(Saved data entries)
==================================================

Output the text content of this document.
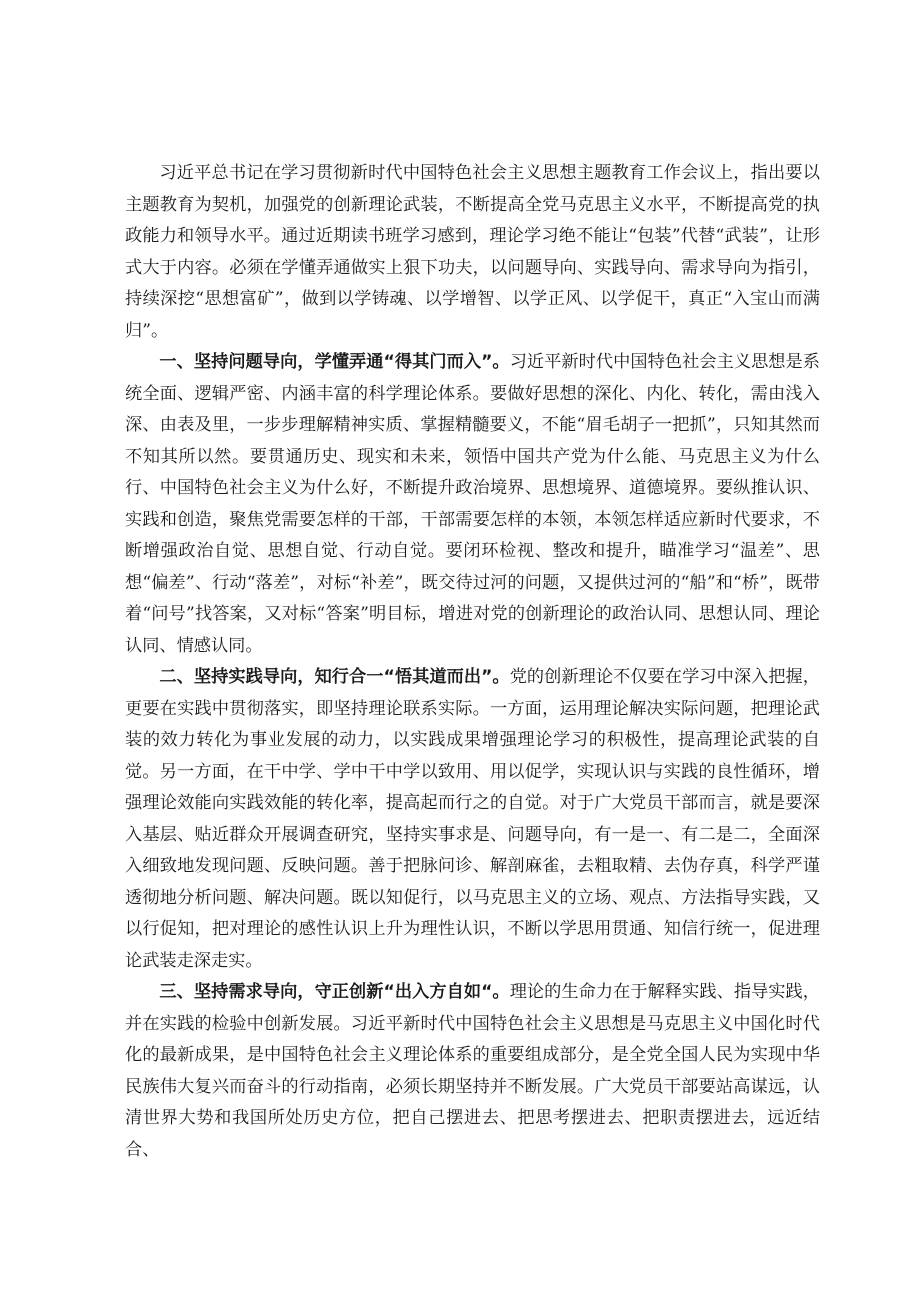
习近平总书记在学习贯彻新时代中国特色社会主义思想主题教育工作会议上，指出要以主题教育为契机，加强党的创新理论武装，不断提高全党马克思主义水平，不断提高党的执政能力和领导水平。通过近期读书班学习感到，理论学习绝不能让“包装”代替“武装”，让形式大于内容。必须在学懂弄通做实上狠下功夫，以问题导向、实践导向、需求导向为指引，持续深挖“思想富矿”，做到以学铸魂、以学增智、以学正风、以学促干，真正“入宝山而满归”。

一、坚持问题导向，学懂弄通“得其门而入”。习近平新时代中国特色社会主义思想是系统全面、逻辑严密、内涵丰富的科学理论体系。要做好思想的深化、内化、转化，需由浅入深、由表及里，一步步理解精神实质、掌握精髓要义，不能“眉毛胡子一把抓”，只知其然而不知其所以然。要贯通历史、现实和未来，领悟中国共产党为什么能、马克思主义为什么行、中国特色社会主义为什么好，不断提升政治境界、思想境界、道德境界。要纵推认识、实践和创造，聚焦党需要怎样的干部，干部需要怎样的本领，本领怎样适应新时代要求，不断增强政治自觉、思想自觉、行动自觉。要闭环检视、整改和提升，瞄准学习“温差”、思想“偏差”、行动“落差”，对标“补差”，既交待过河的问题，又提供过河的“船”和“桥”，既带着“问号”找答案，又对标“答案”明目标，增进对党的创新理论的政治认同、思想认同、理论认同、情感认同。

二、坚持实践导向，知行合一“悟其道而出”。党的创新理论不仅要在学习中深入把握，更要在实践中贯彻落实，即坚持理论联系实际。一方面，运用理论解决实际问题，把理论武装的效力转化为事业发展的动力，以实践成果增强理论学习的积极性，提高理论武装的自觉。另一方面，在干中学、学中干中学以致用、用以促学，实现认识与实践的良性循环，增强理论效能向实践效能的转化率，提高起而行之的自觉。对于广大党员干部而言，就是要深入基层、贴近群众开展调查研究，坚持实事求是、问题导向，有一是一、有二是二，全面深入细致地发现问题、反映问题。善于把脉问诊、解剖麻雀，去粗取精、去伪存真，科学严谨透彻地分析问题、解决问题。既以知促行，以马克思主义的立场、观点、方法指导实践，又以行促知，把对理论的感性认识上升为理性认识，不断以学思用贯通、知信行统一，促进理论武装走深走实。

三、坚持需求导向，守正创新“出入方自如“。理论的生命力在于解释实践、指导实践，并在实践的检验中创新发展。习近平新时代中国特色社会主义思想是马克思主义中国化时代化的最新成果，是中国特色社会主义理论体系的重要组成部分，是全党全国人民为实现中华民族伟大复兴而奋斗的行动指南，必须长期坚持并不断发展。广大党员干部要站高谋远，认清世界大势和我国所处历史方位，把自己摆进去、把思考摆进去、把职责摆进去，远近结合、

==================================================

■ **The task**
Return the whole listing, word for word, and leave out every picture.

■ **Finished answer**
Output the text content of this document.
习近平总书记在学习贯彻新时代中国特色社会主义思想主题教育工作会议上，指出要以主题教育为契机，加强党的创新理论武装，不断提高全党马克思主义水平，不断提高党的执政能力和领导水平。通过近期读书班学习感到，理论学习绝不能让“包装”代替“武装”，让形式大于内容。必须在学懂弄通做实上狠下功夫，以问题导向、实践导向、需求导向为指引，持续深挖“思想富矿”，做到以学铸魂、以学增智、以学正风、以学促干，真正“入宝山而满归”。

一、坚持问题导向，学懂弄通“得其门而入”。习近平新时代中国特色社会主义思想是系统全面、逻辑严密、内涵丰富的科学理论体系。要做好思想的深化、内化、转化，需由浅入深、由表及里，一步步理解精神实质、掌握精髓要义，不能“眉毛胡子一把抓”，只知其然而不知其所以然。要贯通历史、现实和未来，领悟中国共产党为什么能、马克思主义为什么行、中国特色社会主义为什么好，不断提升政治境界、思想境界、道德境界。要纵推认识、实践和创造，聚焦党需要怎样的干部，干部需要怎样的本领，本领怎样适应新时代要求，不断增强政治自觉、思想自觉、行动自觉。要闭环检视、整改和提升，瞄准学习“温差”、思想“偏差”、行动“落差”，对标“补差”，既交待过河的问题，又提供过河的“船”和“桥”，既带着“问号”找答案，又对标“答案”明目标，增进对党的创新理论的政治认同、思想认同、理论认同、情感认同。

二、坚持实践导向，知行合一“悟其道而出”。党的创新理论不仅要在学习中深入把握，更要在实践中贯彻落实，即坚持理论联系实际。一方面，运用理论解决实际问题，把理论武装的效力转化为事业发展的动力，以实践成果增强理论学习的积极性，提高理论武装的自觉。另一方面，在干中学、学中干中学以致用、用以促学，实现认识与实践的良性循环，增强理论效能向实践效能的转化率，提高起而行之的自觉。对于广大党员干部而言，就是要深入基层、贴近群众开展调查研究，坚持实事求是、问题导向，有一是一、有二是二，全面深入细致地发现问题、反映问题。善于把脉问诊、解剖麻雀，去粗取精、去伪存真，科学严谨透彻地分析问题、解决问题。既以知促行，以马克思主义的立场、观点、方法指导实践，又以行促知，把对理论的感性认识上升为理性认识，不断以学思用贯通、知信行统一，促进理论武装走深走实。

三、坚持需求导向，守正创新“出入方自如“。理论的生命力在于解释实践、指导实践，并在实践的检验中创新发展。习近平新时代中国特色社会主义思想是马克思主义中国化时代化的最新成果，是中国特色社会主义理论体系的重要组成部分，是全党全国人民为实现中华民族伟大复兴而奋斗的行动指南，必须长期坚持并不断发展。广大党员干部要站高谋远，认清世界大势和我国所处历史方位，把自己摆进去、把思考摆进去、把职责摆进去，远近结合、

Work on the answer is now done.